#### Excerpted passage
------------------------------------------------------------

Load With Clean Names

names that can be referred to when subsetting dataframes( no whitespaces between names or no invalid characters) and filling company column with appropriate values

untid <- read_csv("untidy.csv") |>
          janitor::clean_names() |> 
          rename(company = 1, ood = 2) |> 
          drop_na(ood) |> mutate(company = ifelse(is.na(company), lag(company), company))
## New names:
## Rows: 5 Columns: 7
## ── Column specification
## ──────────────────────────────────────────────────────── Delimiter: "," chr
## (2): ...1, ...2 dbl (3): Los Angeles, San Diego, San Francisco num (2):
## Phoenix, Seattle
## ℹ Use `spec()` to retrieve the full column specification for this data. ℹ
## Specify the column types or set `show_col_types = FALSE` to quiet this message.
## • `` -> `...1`
## • `` -> `...2`
kable(untid)
company ood los_angeles phoenix san_diego san_francisco seattle
ALASKA on time 497 221 212 503 1841
ALASKA delayed 62 12 20 102 305
AM WEST on time 694 4840 383 320 201
AM WEST delayed 117 415 65 129 61

Lengthen Data

States are listed as columns holding the amount of delays and on time flights they had however this not a appropriate way of handling analysis in vectorized programming. We would to have them as observations instead of variables.

untid <- untid |>
          pivot_longer(cols = los_angeles:seattle, names_to = "territory", values_to = "arrival")
kable(untid)

------------------------------------------------------------

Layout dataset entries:

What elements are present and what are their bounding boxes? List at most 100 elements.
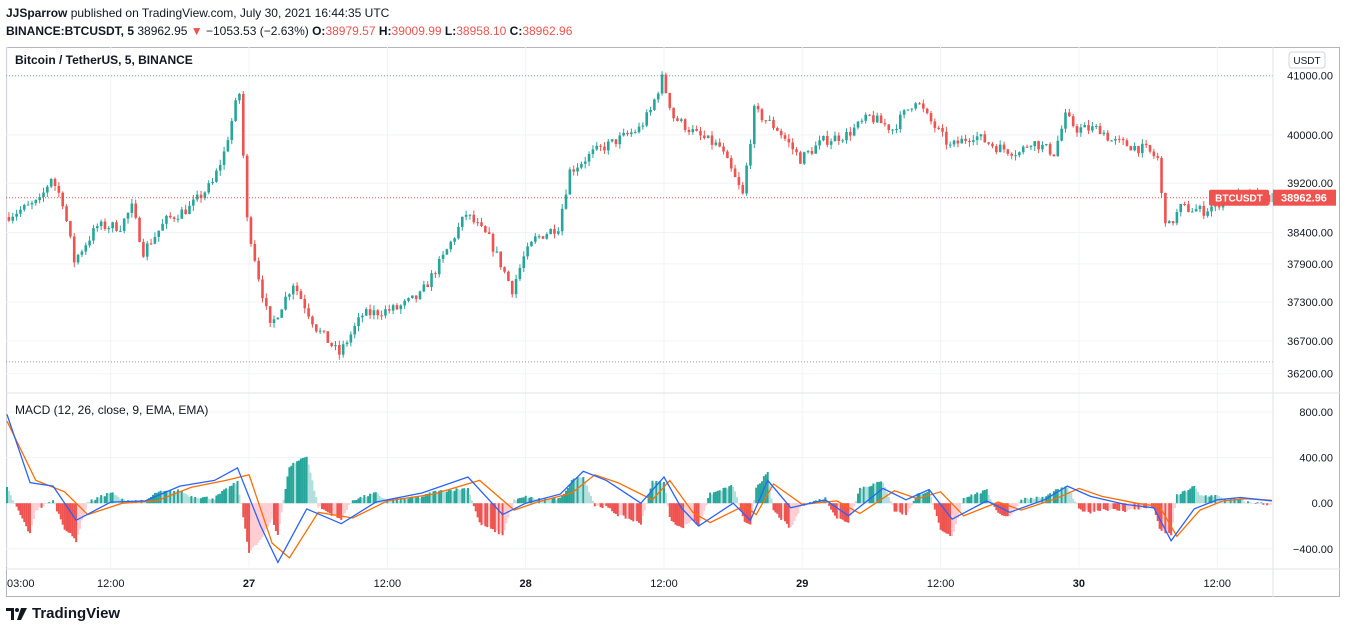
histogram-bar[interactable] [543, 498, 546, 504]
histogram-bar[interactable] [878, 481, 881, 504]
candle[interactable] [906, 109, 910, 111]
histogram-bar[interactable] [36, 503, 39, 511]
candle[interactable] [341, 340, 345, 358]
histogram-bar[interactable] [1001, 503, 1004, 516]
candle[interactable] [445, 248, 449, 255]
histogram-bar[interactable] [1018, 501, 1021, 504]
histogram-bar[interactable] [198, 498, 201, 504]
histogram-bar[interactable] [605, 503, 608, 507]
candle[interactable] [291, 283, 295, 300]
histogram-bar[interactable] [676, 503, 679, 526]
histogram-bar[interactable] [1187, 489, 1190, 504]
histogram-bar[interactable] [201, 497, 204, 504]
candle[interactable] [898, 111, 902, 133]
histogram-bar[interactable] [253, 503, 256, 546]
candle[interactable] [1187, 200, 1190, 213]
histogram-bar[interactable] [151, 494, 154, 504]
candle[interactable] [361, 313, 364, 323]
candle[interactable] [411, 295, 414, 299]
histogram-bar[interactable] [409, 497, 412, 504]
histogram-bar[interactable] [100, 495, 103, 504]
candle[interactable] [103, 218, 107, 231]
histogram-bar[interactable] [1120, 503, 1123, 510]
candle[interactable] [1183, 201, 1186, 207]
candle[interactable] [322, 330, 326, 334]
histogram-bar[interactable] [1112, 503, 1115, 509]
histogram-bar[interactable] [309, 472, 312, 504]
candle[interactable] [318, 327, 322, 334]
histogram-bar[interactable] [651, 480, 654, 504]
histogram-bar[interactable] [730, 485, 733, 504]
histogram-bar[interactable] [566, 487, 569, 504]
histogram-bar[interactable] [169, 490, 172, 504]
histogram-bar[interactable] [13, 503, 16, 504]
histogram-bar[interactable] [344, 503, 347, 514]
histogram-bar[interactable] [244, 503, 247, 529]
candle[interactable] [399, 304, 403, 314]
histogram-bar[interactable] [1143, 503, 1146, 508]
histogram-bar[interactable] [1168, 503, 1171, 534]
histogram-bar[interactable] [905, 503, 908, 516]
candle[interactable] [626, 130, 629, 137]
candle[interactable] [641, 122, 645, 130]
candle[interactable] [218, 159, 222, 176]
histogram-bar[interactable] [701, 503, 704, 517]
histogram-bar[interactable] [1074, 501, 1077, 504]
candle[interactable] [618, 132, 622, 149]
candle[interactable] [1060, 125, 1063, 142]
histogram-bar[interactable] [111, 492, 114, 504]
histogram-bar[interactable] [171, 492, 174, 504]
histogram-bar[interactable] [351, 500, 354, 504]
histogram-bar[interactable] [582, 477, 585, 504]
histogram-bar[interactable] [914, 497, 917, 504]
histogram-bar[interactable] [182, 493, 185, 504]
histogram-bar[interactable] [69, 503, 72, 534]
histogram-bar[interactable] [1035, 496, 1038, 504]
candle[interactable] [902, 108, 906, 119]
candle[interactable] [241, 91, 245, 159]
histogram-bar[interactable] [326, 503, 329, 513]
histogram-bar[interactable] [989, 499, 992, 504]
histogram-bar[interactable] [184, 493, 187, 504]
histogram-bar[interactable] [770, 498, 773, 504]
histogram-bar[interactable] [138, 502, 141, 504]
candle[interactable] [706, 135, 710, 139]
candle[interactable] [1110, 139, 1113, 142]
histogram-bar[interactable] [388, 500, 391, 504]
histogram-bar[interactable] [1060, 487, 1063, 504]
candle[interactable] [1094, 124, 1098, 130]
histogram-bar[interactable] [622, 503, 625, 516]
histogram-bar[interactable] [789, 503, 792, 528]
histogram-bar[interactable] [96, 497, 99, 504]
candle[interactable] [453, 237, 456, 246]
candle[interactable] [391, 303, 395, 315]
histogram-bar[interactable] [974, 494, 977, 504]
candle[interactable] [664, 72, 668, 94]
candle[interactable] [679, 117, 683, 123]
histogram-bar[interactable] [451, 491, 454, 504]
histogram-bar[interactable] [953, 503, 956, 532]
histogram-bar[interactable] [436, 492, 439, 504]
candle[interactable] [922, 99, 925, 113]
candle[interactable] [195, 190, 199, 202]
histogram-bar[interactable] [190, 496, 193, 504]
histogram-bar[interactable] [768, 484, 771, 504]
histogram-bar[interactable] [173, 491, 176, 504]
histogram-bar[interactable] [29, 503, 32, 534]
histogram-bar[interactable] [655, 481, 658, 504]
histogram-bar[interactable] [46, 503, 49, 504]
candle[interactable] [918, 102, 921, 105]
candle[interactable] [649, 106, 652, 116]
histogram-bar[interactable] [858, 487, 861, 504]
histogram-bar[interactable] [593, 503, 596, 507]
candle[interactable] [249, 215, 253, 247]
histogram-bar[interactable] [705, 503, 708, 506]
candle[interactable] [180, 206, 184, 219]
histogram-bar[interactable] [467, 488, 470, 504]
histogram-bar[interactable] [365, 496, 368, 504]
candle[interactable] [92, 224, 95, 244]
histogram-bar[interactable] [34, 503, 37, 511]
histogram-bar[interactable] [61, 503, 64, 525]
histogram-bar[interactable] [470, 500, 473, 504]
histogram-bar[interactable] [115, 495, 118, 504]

------------------------------------------------------------

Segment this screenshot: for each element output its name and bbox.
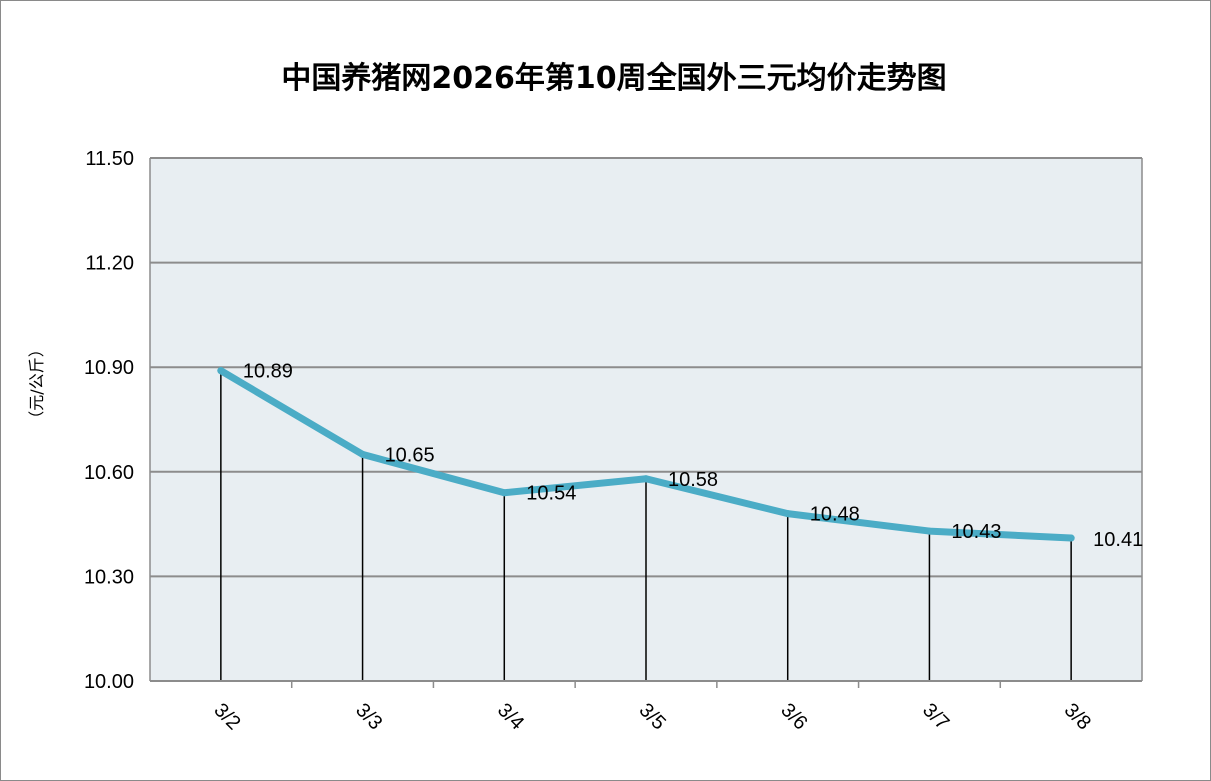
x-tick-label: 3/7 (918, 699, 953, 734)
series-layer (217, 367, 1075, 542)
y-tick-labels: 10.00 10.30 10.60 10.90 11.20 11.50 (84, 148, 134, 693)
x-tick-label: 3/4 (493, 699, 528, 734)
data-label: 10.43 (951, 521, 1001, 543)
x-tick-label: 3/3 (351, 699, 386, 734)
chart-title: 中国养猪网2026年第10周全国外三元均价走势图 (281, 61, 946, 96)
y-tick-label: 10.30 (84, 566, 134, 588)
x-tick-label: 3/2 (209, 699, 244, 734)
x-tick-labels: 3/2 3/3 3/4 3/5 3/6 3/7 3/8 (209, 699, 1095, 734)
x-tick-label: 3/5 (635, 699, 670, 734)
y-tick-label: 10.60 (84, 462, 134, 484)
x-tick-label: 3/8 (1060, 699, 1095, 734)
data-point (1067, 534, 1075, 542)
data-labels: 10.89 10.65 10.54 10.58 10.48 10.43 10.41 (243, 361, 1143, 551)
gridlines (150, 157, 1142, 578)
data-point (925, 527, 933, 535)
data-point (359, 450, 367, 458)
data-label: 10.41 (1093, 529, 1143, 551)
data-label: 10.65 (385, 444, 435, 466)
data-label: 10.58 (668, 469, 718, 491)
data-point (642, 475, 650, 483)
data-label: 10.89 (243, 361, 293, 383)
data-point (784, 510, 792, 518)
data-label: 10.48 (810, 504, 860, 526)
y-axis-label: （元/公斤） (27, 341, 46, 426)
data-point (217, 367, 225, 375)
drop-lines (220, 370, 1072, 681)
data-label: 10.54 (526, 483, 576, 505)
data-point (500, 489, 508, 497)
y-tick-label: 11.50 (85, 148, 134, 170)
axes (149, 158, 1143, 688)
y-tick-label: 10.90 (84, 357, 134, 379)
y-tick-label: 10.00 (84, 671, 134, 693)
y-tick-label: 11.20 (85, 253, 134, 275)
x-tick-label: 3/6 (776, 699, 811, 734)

------------------------------------------------------------

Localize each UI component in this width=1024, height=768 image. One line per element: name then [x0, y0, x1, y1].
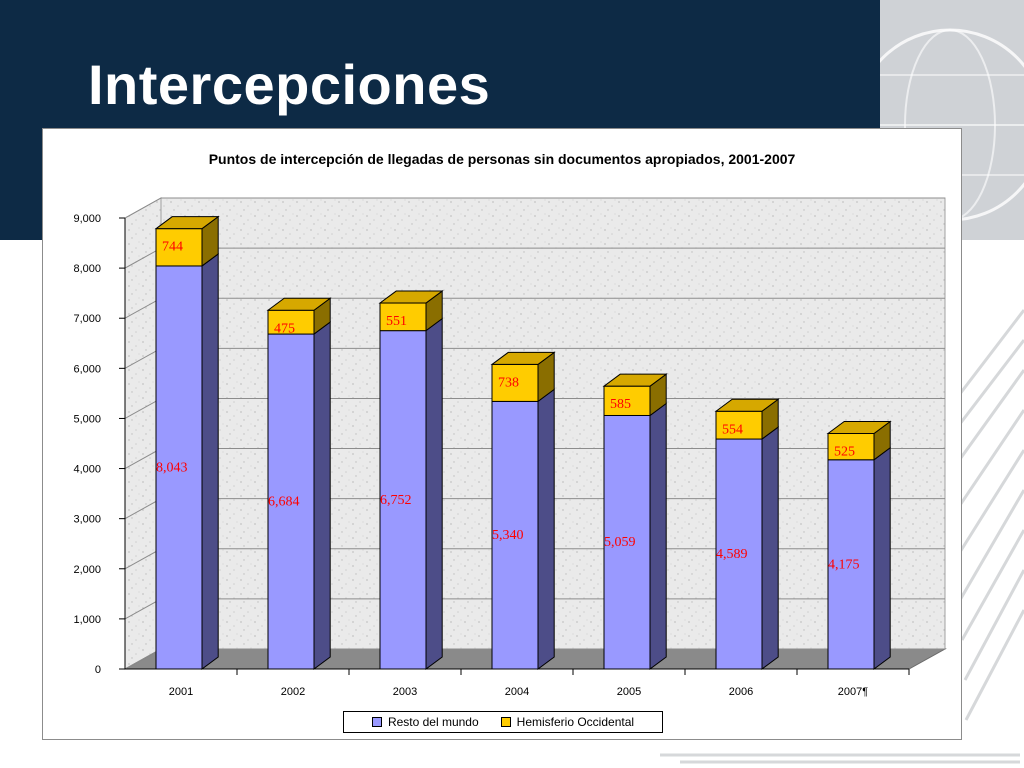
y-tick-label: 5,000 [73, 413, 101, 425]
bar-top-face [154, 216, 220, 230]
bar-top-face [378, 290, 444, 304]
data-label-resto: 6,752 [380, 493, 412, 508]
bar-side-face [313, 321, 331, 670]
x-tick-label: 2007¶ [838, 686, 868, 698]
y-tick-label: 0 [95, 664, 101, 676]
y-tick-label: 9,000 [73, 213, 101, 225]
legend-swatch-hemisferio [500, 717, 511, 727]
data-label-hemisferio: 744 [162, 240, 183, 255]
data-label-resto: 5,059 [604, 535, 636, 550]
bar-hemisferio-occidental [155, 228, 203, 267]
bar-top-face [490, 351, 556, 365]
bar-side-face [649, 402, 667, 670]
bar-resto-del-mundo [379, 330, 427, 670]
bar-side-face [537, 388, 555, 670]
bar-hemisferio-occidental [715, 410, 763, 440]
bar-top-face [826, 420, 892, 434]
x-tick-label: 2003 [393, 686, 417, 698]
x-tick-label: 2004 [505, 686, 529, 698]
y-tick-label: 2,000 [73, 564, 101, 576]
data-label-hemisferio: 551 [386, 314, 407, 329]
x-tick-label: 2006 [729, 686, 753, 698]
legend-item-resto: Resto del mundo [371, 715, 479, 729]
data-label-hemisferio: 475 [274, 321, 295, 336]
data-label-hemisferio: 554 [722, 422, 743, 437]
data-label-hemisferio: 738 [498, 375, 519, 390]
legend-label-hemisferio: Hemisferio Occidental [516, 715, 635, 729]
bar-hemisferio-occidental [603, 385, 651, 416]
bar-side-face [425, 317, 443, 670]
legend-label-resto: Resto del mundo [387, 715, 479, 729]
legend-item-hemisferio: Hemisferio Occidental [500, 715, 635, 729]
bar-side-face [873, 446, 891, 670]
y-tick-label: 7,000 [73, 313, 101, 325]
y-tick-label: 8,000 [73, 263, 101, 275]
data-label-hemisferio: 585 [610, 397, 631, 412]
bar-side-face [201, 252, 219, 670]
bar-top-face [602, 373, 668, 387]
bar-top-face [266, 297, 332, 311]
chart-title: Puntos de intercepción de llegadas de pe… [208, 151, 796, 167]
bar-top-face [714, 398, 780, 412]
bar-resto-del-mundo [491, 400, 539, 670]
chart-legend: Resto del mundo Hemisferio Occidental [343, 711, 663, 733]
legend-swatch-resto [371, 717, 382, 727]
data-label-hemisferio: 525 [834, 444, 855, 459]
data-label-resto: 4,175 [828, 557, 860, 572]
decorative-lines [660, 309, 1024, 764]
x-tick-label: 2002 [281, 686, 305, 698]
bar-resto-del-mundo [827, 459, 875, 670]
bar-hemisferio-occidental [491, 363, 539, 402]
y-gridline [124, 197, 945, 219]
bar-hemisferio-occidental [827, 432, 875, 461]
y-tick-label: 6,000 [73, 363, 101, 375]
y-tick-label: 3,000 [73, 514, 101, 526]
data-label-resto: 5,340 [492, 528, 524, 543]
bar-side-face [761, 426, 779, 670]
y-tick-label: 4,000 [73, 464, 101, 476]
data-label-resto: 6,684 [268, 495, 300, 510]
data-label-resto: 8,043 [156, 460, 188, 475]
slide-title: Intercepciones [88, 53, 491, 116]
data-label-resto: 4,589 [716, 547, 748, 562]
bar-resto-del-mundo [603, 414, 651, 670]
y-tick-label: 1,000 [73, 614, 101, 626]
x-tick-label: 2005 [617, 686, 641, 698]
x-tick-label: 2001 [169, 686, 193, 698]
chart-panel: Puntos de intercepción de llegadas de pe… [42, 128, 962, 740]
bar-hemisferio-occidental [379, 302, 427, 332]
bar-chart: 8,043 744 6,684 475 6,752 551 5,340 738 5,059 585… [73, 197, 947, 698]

------------------------------------------------------------

#### Required actions
1) Write out the R data-tidying walkthrough word for word, from "Load With Clean" to "ifelse(is.na(company), lag(company), company))".
2) Continue the R data-tidying walkthrough from its last line.

#### Answers per task
1)
Load With Clean Names

names that can be referred to when subsetting dataframes( no whitespaces between names or no invalid characters) and filling company column with appropriate values

untid <- read_csv("untidy.csv") |>
          janitor::clean_names() |> 
          rename(company = 1, ood = 2) |> 
          drop_na(ood) |> mutate(company = ifelse(is.na(company), lag(company), company))

2)
company ood territory arrival
ALASKA on time los_angeles 497
ALASKA on time phoenix 221
ALASKA on time san_diego 212
ALASKA on time san_francisco 503
ALASKA on time seattle 1841
ALASKA delayed los_angeles 62
ALASKA delayed phoenix 12
ALASKA delayed san_diego 20
ALASKA delayed san_francisco 102
ALASKA delayed seattle 305
AM WEST on time los_angeles 694
AM WEST on time phoenix 4840
AM WEST on time san_diego 383
AM WEST on time san_francisco 320
AM WEST on time seattle 201
AM WEST delayed los_angeles 117
AM WEST delayed phoenix 415
AM WEST delayed san_diego 65
AM WEST delayed san_francisco 129
AM WEST delayed seattle 61

Widen Data

On time and delayed are two observations that are common in almost every row, and are directly linked to how often it occured so we would like to make them variables and making their number occurences an observation.

untid <- untid |> 
         pivot_wider( names_from = ood, values_from = arrival) |>
         mutate(territory  = str_replace(territory, "_", " ")) |> 
         mutate(territory = str_to_title(territory))  
kable(untid)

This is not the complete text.